* **BRIEF**: Retype, exactly as written, every line from the one containing "Convert this screenshot" through the last line of the records below, both included; skip the pictures.

* **STORED ROWS**:
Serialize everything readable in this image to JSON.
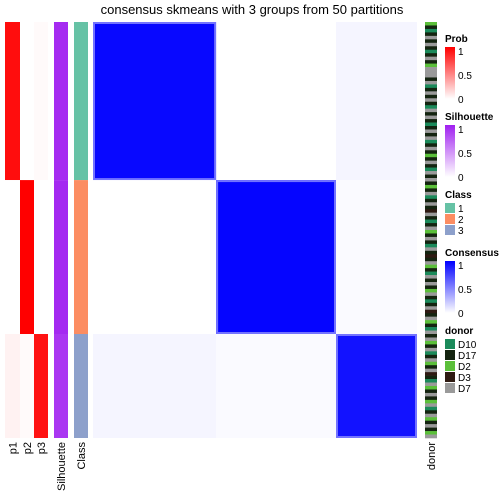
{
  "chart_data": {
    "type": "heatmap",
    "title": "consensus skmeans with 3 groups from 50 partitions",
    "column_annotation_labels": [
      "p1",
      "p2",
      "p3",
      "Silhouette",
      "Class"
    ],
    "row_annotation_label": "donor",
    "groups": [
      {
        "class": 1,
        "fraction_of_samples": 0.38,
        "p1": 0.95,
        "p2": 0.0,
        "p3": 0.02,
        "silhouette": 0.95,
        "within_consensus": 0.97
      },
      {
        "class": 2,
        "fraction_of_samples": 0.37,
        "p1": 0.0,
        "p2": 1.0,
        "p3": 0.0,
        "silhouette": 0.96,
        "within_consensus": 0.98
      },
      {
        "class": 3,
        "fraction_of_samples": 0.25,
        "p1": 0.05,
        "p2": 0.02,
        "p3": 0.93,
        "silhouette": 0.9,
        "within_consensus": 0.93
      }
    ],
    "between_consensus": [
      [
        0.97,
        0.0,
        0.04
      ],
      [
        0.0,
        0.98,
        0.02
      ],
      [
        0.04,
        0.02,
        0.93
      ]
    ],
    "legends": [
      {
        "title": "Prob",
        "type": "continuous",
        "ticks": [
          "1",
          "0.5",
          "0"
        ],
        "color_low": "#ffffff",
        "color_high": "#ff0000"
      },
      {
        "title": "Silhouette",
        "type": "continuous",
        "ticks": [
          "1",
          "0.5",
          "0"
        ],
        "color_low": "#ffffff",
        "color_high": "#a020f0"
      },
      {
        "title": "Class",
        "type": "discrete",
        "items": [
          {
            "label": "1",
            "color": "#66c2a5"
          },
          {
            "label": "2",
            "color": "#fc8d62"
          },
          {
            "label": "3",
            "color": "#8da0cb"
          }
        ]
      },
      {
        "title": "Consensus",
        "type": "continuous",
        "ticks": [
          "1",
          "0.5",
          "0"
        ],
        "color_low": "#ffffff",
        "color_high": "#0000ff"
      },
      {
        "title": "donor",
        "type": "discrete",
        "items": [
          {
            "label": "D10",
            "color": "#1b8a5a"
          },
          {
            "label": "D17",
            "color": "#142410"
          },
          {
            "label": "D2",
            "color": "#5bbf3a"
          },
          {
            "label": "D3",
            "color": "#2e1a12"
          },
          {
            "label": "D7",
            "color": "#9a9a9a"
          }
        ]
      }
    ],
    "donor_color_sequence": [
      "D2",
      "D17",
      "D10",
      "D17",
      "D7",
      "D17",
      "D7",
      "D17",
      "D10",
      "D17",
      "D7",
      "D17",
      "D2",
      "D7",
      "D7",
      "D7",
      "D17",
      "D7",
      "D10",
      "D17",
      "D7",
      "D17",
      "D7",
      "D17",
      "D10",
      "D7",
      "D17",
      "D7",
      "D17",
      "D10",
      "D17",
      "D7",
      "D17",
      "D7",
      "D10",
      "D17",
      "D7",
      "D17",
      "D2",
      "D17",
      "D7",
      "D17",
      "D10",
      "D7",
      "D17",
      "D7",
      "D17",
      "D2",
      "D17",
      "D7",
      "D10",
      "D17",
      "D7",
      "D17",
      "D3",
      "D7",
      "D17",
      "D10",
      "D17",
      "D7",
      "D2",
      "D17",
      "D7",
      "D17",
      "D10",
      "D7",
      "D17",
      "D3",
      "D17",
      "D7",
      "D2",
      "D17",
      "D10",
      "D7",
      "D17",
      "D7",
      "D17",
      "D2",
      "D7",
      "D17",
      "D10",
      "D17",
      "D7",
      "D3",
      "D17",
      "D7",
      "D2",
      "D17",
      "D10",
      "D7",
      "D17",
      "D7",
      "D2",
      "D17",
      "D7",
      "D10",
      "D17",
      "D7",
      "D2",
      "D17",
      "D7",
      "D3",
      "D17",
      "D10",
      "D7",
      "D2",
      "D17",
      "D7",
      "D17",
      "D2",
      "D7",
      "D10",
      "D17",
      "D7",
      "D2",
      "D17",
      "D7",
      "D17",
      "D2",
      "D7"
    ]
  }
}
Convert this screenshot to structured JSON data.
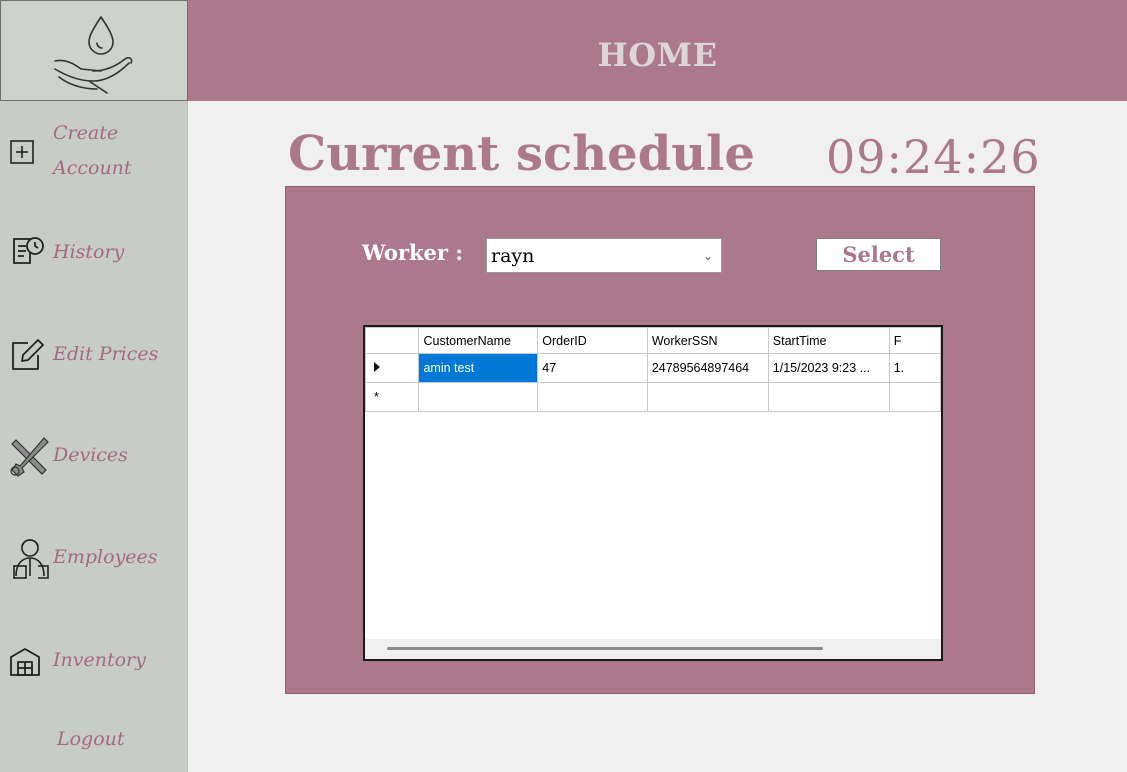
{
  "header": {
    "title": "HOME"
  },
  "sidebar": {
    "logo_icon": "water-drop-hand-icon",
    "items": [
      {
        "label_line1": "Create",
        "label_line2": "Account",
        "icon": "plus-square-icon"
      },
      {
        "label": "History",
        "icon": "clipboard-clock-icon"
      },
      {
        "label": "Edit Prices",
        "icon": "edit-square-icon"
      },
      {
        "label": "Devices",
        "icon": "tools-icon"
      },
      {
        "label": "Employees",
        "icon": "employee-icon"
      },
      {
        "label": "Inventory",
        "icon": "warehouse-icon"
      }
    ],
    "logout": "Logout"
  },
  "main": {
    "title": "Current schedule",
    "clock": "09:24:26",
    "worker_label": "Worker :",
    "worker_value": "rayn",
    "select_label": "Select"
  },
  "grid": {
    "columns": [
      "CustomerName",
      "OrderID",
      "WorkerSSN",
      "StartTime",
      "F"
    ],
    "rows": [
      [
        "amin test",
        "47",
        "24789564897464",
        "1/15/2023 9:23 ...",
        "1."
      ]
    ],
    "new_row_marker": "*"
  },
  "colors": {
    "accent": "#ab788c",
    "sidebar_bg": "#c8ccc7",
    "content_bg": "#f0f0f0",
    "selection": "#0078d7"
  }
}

* **EXERCISE OUTPUT**:
Convert this screenshot to structured JSON data.
{
  "header": {
    "title": "HOME"
  },
  "sidebar": {
    "logo_icon": "water-drop-hand-icon",
    "items": [
      {
        "label_line1": "Create",
        "label_line2": "Account",
        "icon": "plus-square-icon"
      },
      {
        "label": "History",
        "icon": "clipboard-clock-icon"
      },
      {
        "label": "Edit Prices",
        "icon": "edit-square-icon"
      },
      {
        "label": "Devices",
        "icon": "tools-icon"
      },
      {
        "label": "Employees",
        "icon": "employee-icon"
      },
      {
        "label": "Inventory",
        "icon": "warehouse-icon"
      }
    ],
    "logout": "Logout"
  },
  "main": {
    "title": "Current schedule",
    "clock": "09:24:26",
    "worker_label": "Worker :",
    "worker_value": "rayn",
    "select_label": "Select"
  },
  "grid": {
    "columns": [
      "CustomerName",
      "OrderID",
      "WorkerSSN",
      "StartTime",
      "F"
    ],
    "rows": [
      [
        "amin test",
        "47",
        "24789564897464",
        "1/15/2023 9:23 ...",
        "1."
      ]
    ],
    "new_row_marker": "*"
  },
  "colors": {
    "accent": "#ab788c",
    "sidebar_bg": "#c8ccc7",
    "content_bg": "#f0f0f0",
    "selection": "#0078d7"
  }
}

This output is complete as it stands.